What is the number of lines containing the string "biinntekt"? Answer with the number only.
Begin
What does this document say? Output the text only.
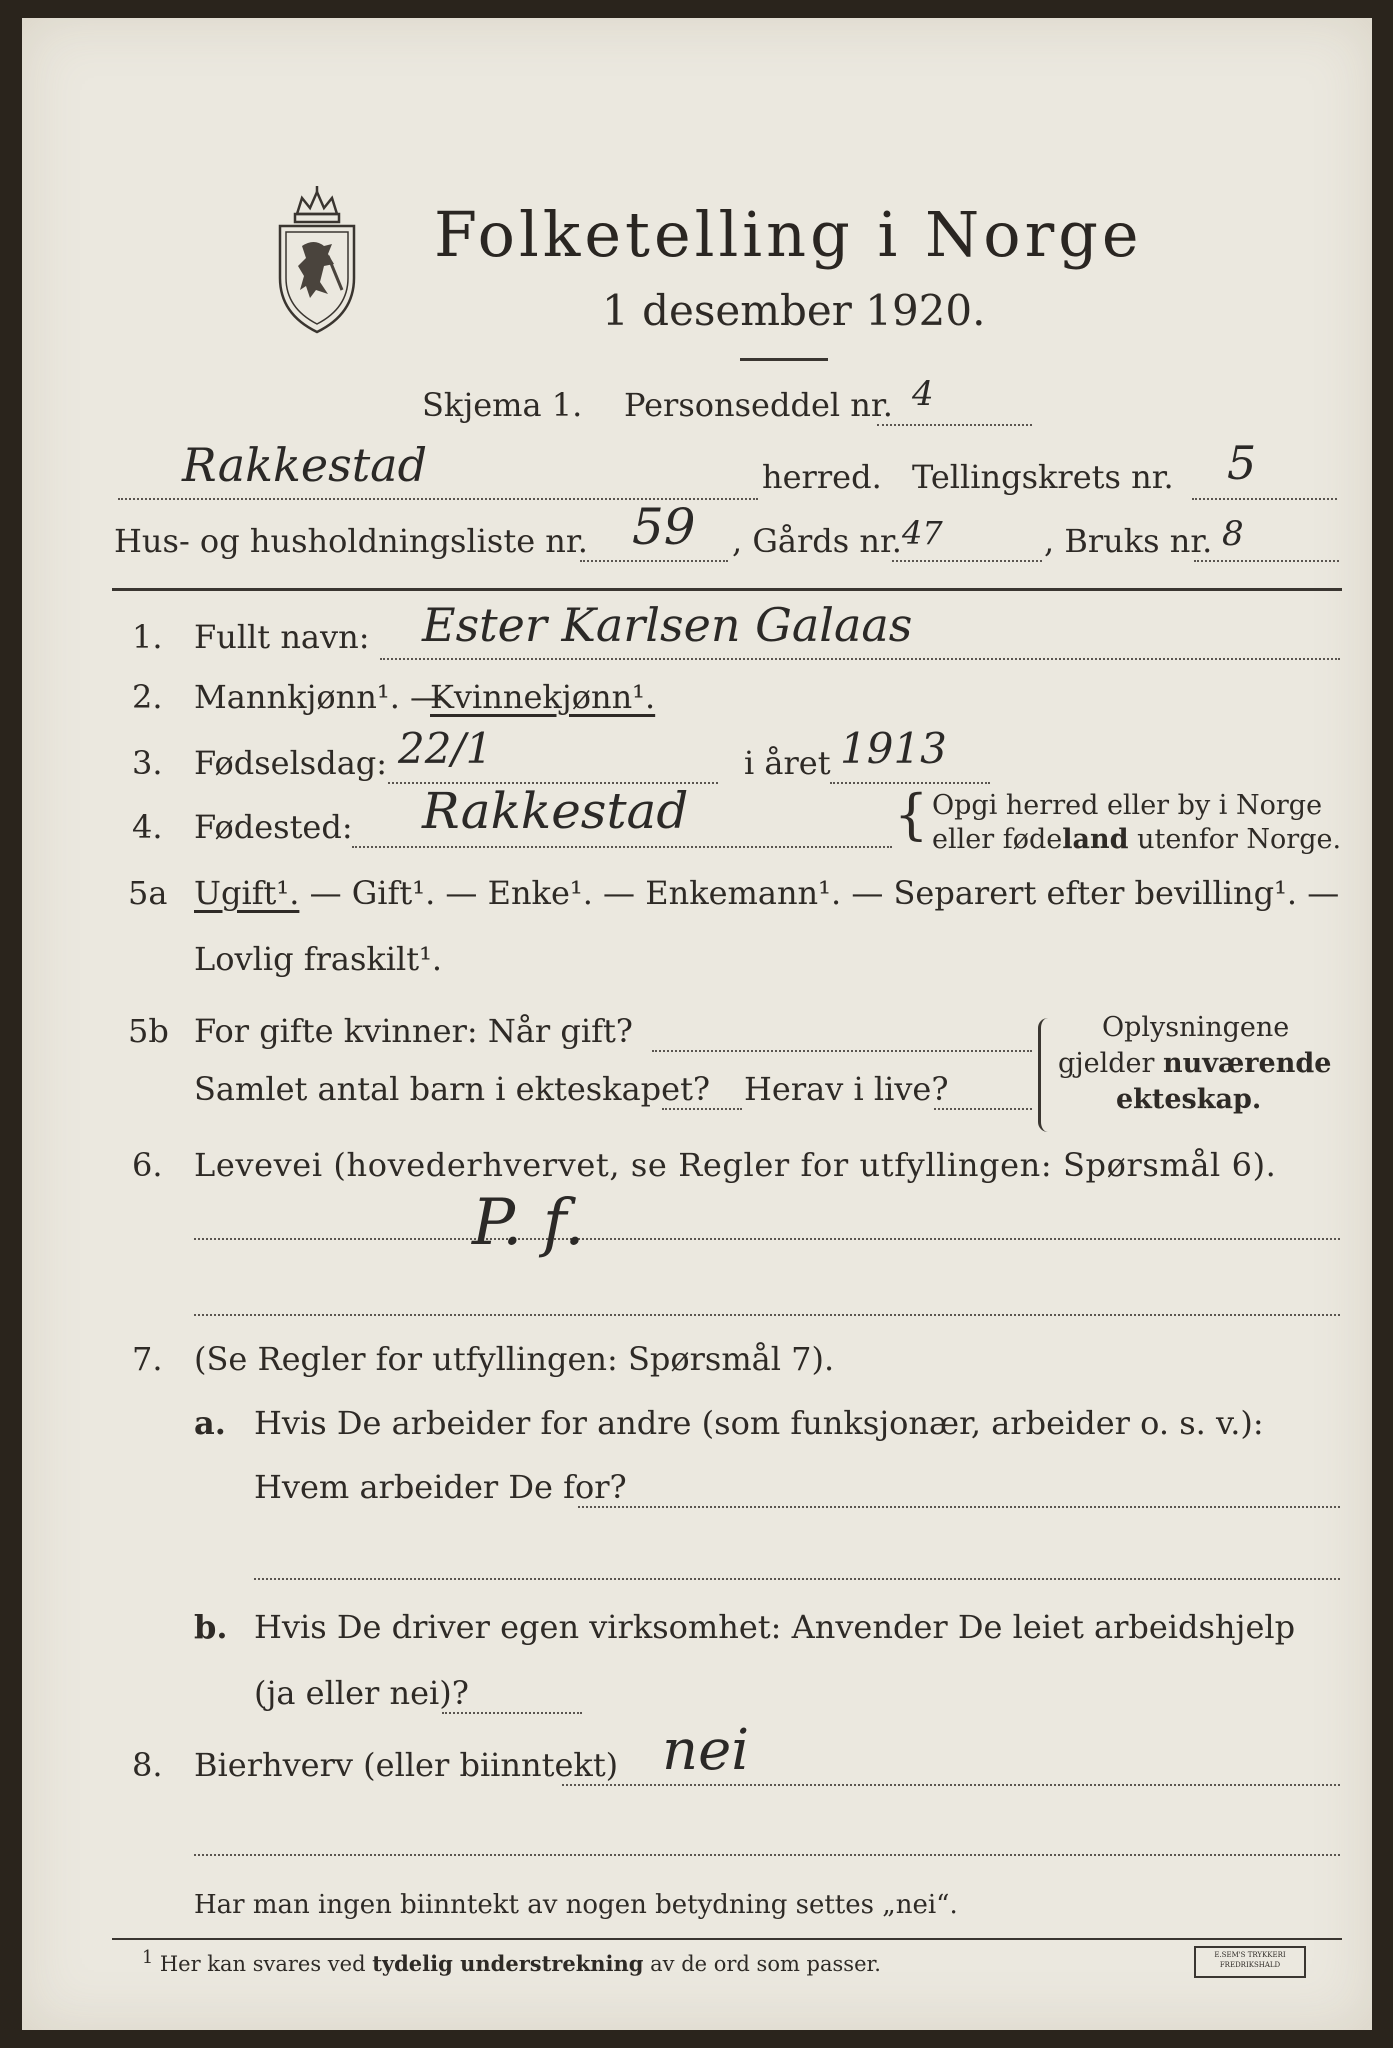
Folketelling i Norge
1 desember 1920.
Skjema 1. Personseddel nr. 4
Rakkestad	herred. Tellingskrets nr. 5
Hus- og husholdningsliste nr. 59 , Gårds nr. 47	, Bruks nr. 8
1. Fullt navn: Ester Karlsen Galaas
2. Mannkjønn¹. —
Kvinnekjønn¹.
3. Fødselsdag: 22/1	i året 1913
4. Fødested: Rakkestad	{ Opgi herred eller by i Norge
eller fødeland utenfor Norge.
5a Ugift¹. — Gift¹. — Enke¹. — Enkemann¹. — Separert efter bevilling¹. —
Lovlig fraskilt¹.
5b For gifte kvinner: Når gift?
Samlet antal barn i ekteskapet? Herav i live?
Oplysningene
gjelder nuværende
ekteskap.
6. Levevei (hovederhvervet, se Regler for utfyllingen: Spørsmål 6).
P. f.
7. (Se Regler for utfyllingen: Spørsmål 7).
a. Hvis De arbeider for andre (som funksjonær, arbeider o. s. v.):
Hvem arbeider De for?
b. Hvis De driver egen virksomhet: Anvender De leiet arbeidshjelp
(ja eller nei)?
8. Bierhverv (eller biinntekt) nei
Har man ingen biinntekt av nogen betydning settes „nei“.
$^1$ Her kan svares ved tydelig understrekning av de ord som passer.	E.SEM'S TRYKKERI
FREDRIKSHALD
End
> **TASK RESULT**
2